● **WHAT THE TASK ASKS**
Extract each record and reproduce it exactly.

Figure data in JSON
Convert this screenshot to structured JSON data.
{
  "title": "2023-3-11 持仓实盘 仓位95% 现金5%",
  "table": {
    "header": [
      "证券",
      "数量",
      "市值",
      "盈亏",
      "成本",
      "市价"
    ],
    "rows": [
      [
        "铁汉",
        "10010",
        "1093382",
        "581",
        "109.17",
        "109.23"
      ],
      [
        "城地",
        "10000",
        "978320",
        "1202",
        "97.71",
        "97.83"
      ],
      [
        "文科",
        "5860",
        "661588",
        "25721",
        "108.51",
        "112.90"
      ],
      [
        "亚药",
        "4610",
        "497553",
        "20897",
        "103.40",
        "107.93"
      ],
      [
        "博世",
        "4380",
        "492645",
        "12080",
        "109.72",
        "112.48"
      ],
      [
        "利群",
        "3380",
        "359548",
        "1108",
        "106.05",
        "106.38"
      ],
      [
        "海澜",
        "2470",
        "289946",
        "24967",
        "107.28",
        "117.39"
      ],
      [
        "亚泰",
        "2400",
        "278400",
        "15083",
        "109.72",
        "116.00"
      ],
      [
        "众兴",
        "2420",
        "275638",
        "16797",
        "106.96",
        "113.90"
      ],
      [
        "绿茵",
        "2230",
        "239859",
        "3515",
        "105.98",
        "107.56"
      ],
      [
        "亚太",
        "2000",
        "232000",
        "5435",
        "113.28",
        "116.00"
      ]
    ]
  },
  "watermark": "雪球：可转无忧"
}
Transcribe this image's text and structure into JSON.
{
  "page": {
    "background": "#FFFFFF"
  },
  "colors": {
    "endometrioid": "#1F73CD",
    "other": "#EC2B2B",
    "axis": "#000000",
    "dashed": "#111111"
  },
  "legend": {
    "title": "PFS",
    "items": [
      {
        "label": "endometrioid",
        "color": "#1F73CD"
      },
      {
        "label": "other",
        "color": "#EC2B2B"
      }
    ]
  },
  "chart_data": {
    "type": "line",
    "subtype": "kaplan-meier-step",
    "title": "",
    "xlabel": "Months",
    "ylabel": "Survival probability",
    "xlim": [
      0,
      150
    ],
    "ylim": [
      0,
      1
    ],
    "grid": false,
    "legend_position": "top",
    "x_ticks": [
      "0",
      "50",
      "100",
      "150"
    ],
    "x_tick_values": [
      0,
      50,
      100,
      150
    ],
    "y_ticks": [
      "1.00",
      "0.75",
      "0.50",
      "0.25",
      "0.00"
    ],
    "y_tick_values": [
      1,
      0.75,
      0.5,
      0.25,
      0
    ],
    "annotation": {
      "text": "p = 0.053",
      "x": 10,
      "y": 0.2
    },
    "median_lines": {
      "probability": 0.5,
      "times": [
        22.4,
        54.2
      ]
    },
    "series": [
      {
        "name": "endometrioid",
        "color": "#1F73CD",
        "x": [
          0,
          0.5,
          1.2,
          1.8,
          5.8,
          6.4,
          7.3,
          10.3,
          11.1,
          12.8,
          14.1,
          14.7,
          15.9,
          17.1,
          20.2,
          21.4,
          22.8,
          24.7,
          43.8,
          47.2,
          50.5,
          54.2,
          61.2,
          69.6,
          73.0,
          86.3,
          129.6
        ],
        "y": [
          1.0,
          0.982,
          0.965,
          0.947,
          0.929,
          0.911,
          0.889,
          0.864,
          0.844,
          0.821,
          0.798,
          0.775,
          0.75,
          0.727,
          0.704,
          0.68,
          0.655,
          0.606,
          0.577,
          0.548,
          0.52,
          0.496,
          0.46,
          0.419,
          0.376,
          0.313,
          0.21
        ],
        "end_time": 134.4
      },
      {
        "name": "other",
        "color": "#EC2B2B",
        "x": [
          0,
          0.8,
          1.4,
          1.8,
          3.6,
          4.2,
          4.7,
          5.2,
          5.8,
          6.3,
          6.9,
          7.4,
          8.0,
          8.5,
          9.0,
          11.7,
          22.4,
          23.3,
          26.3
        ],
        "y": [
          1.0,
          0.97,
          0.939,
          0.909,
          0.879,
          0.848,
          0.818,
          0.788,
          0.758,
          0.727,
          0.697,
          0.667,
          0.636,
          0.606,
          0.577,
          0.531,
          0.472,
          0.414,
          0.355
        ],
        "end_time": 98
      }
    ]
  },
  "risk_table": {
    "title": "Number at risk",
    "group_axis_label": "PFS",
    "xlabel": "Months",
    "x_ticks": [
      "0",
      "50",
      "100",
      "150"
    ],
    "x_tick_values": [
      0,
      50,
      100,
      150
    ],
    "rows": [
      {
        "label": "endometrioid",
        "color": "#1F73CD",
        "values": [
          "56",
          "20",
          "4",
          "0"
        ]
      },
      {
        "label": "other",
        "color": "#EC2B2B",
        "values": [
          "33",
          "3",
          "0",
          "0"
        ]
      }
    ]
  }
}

● **REPLY**
Convert this screenshot to structured JSON data.
{
  "title": "2023-3-11 持仓实盘 仓位95% 现金5%",
  "table": {
    "header": [
      "证券",
      "数量",
      "市值",
      "盈亏",
      "成本",
      "市价"
    ],
    "rows": [
      [
        "铁汉",
        "10010",
        "1093382",
        "581",
        "109.17",
        "109.23"
      ],
      [
        "城地",
        "10000",
        "978320",
        "1202",
        "97.71",
        "97.83"
      ],
      [
        "文科",
        "5860",
        "661588",
        "25721",
        "108.51",
        "112.90"
      ],
      [
        "亚药",
        "4610",
        "497553",
        "20897",
        "103.40",
        "107.93"
      ],
      [
        "博世",
        "4380",
        "492645",
        "12080",
        "109.72",
        "112.48"
      ],
      [
        "利群",
        "3380",
        "359548",
        "1108",
        "106.05",
        "106.38"
      ],
      [
        "海澜",
        "2470",
        "289946",
        "24967",
        "107.28",
        "117.39"
      ],
      [
        "亚泰",
        "2400",
        "278400",
        "15083",
        "109.72",
        "116.00"
      ],
      [
        "众兴",
        "2420",
        "275638",
        "16797",
        "106.96",
        "113.90"
      ],
      [
        "绿茵",
        "2230",
        "239859",
        "3515",
        "105.98",
        "107.56"
      ],
      [
        "亚太",
        "2000",
        "232000",
        "5435",
        "113.28",
        "116.00"
      ]
    ]
  },
  "watermark": "雪球：可转无忧"
}
Transcribe this image's text and structure into JSON.
{
  "page": {
    "background": "#FFFFFF"
  },
  "colors": {
    "endometrioid": "#1F73CD",
    "other": "#EC2B2B",
    "axis": "#000000",
    "dashed": "#111111"
  },
  "legend": {
    "title": "PFS",
    "items": [
      {
        "label": "endometrioid",
        "color": "#1F73CD"
      },
      {
        "label": "other",
        "color": "#EC2B2B"
      }
    ]
  },
  "chart_data": {
    "type": "line",
    "subtype": "kaplan-meier-step",
    "title": "",
    "xlabel": "Months",
    "ylabel": "Survival probability",
    "xlim": [
      0,
      150
    ],
    "ylim": [
      0,
      1
    ],
    "grid": false,
    "legend_position": "top",
    "x_ticks": [
      "0",
      "50",
      "100",
      "150"
    ],
    "x_tick_values": [
      0,
      50,
      100,
      150
    ],
    "y_ticks": [
      "1.00",
      "0.75",
      "0.50",
      "0.25",
      "0.00"
    ],
    "y_tick_values": [
      1,
      0.75,
      0.5,
      0.25,
      0
    ],
    "annotation": {
      "text": "p = 0.053",
      "x": 10,
      "y": 0.2
    },
    "median_lines": {
      "probability": 0.5,
      "times": [
        22.4,
        54.2
      ]
    },
    "series": [
      {
        "name": "endometrioid",
        "color": "#1F73CD",
        "x": [
          0,
          0.5,
          1.2,
          1.8,
          5.8,
          6.4,
          7.3,
          10.3,
          11.1,
          12.8,
          14.1,
          14.7,
          15.9,
          17.1,
          20.2,
          21.4,
          22.8,
          24.7,
          43.8,
          47.2,
          50.5,
          54.2,
          61.2,
          69.6,
          73.0,
          86.3,
          129.6
        ],
        "y": [
          1.0,
          0.982,
          0.965,
          0.947,
          0.929,
          0.911,
          0.889,
          0.864,
          0.844,
          0.821,
          0.798,
          0.775,
          0.75,
          0.727,
          0.704,
          0.68,
          0.655,
          0.606,
          0.577,
          0.548,
          0.52,
          0.496,
          0.46,
          0.419,
          0.376,
          0.313,
          0.21
        ],
        "end_time": 134.4
      },
      {
        "name": "other",
        "color": "#EC2B2B",
        "x": [
          0,
          0.8,
          1.4,
          1.8,
          3.6,
          4.2,
          4.7,
          5.2,
          5.8,
          6.3,
          6.9,
          7.4,
          8.0,
          8.5,
          9.0,
          11.7,
          22.4,
          23.3,
          26.3
        ],
        "y": [
          1.0,
          0.97,
          0.939,
          0.909,
          0.879,
          0.848,
          0.818,
          0.788,
          0.758,
          0.727,
          0.697,
          0.667,
          0.636,
          0.606,
          0.577,
          0.531,
          0.472,
          0.414,
          0.355
        ],
        "end_time": 98
      }
    ]
  },
  "risk_table": {
    "title": "Number at risk",
    "group_axis_label": "PFS",
    "xlabel": "Months",
    "x_ticks": [
      "0",
      "50",
      "100",
      "150"
    ],
    "x_tick_values": [
      0,
      50,
      100,
      150
    ],
    "rows": [
      {
        "label": "endometrioid",
        "color": "#1F73CD",
        "values": [
          "56",
          "20",
          "4",
          "0"
        ]
      },
      {
        "label": "other",
        "color": "#EC2B2B",
        "values": [
          "33",
          "3",
          "0",
          "0"
        ]
      }
    ]
  }
}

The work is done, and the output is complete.